══ TEXT SHOWN

My cousin sent me one of those “getting to know you” emails where you answer various questions about yourself that even those who know you might not know (or would be really interested to know). One of the questions was “When was the last time you cried?”
Today Krystal and I were playing a game I had gotten a long time ago. It had questions intended to spark conversation among family members – one of the questions was “When was the last time you cried?” (her answer: last night)
My answer – I can’t remember.
I don’t think that’s such a good thing.
I get teary eyed a lot. Sometimes the love of my children, or missing my father or sister will choke me up a bit. But the last full fledged tears I really remember was when we moved back here and left my best friend. (that was nearly 3 years ago) I was so intent on moving as far away from my new ex-husband that I really didn’t think about how that would affect the rest of my life until we climbed into our car, all packed and ready to go, tears streaming down our faces. I know this seems crazy, that I never thought of it till that moment, but I was living a very constrained existence at that point and getting out of that relationship really consumed me. In the big picture, I think moving was necessary for lots of reasons, but it has also negatively affected other parts of my life. For one, I’m very lonely!!

════
══ EXCERPTED RECORDS

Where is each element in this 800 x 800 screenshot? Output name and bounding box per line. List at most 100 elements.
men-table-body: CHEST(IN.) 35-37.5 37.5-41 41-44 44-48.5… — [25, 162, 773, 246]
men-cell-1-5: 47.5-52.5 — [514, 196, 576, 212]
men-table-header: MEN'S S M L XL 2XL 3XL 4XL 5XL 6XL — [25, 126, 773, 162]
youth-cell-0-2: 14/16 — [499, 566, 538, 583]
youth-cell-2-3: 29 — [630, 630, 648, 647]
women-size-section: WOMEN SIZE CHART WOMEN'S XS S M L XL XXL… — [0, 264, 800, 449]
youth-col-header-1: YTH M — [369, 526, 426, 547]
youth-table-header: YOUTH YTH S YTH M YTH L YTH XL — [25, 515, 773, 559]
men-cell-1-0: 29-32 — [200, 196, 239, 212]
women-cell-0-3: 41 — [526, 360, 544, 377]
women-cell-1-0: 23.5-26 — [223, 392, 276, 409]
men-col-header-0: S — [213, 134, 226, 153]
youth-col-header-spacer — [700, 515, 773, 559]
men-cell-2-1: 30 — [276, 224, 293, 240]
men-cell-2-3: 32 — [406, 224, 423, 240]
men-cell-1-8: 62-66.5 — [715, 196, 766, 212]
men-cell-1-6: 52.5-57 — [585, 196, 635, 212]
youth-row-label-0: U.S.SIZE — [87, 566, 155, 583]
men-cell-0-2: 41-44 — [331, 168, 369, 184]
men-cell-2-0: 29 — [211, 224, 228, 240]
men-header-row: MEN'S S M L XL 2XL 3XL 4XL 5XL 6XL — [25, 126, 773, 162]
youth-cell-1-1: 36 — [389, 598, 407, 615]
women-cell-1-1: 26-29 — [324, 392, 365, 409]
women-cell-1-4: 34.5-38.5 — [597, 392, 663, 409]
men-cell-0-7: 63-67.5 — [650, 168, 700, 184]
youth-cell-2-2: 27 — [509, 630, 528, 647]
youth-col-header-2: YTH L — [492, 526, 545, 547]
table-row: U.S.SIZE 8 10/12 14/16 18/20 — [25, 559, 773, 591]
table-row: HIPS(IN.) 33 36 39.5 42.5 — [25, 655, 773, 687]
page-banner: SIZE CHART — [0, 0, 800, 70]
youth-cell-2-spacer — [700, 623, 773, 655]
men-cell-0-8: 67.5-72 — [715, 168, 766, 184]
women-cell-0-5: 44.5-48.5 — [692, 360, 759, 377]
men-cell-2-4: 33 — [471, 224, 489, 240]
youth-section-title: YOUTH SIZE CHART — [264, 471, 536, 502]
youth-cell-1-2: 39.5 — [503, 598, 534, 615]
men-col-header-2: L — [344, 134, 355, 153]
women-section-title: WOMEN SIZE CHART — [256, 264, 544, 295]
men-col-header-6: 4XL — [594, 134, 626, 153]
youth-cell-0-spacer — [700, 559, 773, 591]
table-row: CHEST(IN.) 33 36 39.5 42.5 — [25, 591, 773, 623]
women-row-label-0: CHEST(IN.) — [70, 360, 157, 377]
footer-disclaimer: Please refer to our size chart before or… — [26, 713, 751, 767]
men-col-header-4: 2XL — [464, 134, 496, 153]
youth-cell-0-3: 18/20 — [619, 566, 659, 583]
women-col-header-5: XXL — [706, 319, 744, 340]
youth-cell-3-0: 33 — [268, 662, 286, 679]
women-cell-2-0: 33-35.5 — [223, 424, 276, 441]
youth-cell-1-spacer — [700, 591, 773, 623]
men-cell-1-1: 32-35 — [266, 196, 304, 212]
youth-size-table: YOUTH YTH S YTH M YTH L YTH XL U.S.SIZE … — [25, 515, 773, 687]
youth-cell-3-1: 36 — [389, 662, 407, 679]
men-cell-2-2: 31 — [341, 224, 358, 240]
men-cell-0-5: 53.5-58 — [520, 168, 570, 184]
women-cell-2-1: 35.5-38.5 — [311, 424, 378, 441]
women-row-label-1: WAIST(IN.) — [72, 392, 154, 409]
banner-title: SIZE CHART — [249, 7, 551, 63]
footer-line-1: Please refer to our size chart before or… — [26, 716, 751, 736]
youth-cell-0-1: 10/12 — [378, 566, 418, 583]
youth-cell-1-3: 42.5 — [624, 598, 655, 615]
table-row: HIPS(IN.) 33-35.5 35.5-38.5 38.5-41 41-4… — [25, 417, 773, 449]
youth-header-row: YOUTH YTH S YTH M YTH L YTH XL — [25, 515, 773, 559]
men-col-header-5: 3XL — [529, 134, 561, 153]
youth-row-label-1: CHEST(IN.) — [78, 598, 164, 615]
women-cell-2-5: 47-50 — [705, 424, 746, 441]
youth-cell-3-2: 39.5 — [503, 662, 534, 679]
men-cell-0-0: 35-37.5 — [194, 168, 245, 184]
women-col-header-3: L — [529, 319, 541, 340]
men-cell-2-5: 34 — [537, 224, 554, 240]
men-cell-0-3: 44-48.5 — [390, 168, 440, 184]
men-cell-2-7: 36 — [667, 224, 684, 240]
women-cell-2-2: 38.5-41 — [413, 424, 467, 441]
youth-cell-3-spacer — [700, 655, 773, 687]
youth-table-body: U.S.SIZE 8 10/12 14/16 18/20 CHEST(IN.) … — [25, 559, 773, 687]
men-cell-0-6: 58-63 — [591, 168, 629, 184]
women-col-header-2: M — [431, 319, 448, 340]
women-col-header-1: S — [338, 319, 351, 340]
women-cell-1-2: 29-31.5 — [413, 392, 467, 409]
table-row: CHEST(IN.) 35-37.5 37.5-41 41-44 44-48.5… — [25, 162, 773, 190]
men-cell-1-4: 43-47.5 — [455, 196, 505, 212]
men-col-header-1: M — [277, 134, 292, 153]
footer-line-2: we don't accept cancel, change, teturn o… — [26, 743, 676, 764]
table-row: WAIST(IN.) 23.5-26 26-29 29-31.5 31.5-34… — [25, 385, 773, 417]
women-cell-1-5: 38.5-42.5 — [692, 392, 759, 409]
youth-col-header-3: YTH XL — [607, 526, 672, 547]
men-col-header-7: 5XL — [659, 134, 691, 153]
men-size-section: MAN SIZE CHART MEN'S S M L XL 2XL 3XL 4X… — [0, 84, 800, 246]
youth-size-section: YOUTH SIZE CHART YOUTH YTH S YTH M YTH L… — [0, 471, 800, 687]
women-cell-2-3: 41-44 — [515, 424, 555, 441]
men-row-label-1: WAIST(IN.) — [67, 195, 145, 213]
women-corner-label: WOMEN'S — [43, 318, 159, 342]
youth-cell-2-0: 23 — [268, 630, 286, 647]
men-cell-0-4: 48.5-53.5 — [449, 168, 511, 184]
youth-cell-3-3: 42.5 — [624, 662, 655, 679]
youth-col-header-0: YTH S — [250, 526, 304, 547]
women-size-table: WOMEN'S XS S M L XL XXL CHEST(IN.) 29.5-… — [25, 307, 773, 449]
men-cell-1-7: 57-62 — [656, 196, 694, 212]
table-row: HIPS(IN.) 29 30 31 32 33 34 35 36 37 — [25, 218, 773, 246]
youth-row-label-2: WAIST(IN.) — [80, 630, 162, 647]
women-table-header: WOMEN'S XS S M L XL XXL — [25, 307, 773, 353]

════

REQUIRED WORK:
(a) Using the post about crying, decide whether each statement agrees with it: (i) Krystal said she had last cried the night before; (ii) the move back happened about five years ago; (iii) the writer calls the move unnecessary. Give yes or no for each, with the deciding words of the post quoted exactly.
(b) Carry on with the post about crying, starting right after its last sentence.
The records have nothing to do with this.

RESULTS:
(a)
(i) Yes: "(her answer: last night)"
(ii) No: "(that was nearly 3 years ago)"
(iii) No: "I think moving was necessary for lots of reasons"

(b)
So why don’t I cry more?
I’m going to go all amateur therapist on myself now. Do I keep too much of myself to myself? Afraid to get vulnerable? Afraid to be hurt? My overriding life emotion seems to be anger – is that how I’m expressing emotional pain these days? Or is life just so rosy for me that I don’t have anything to cry about?
I really am going to post something light or funny sometime this week!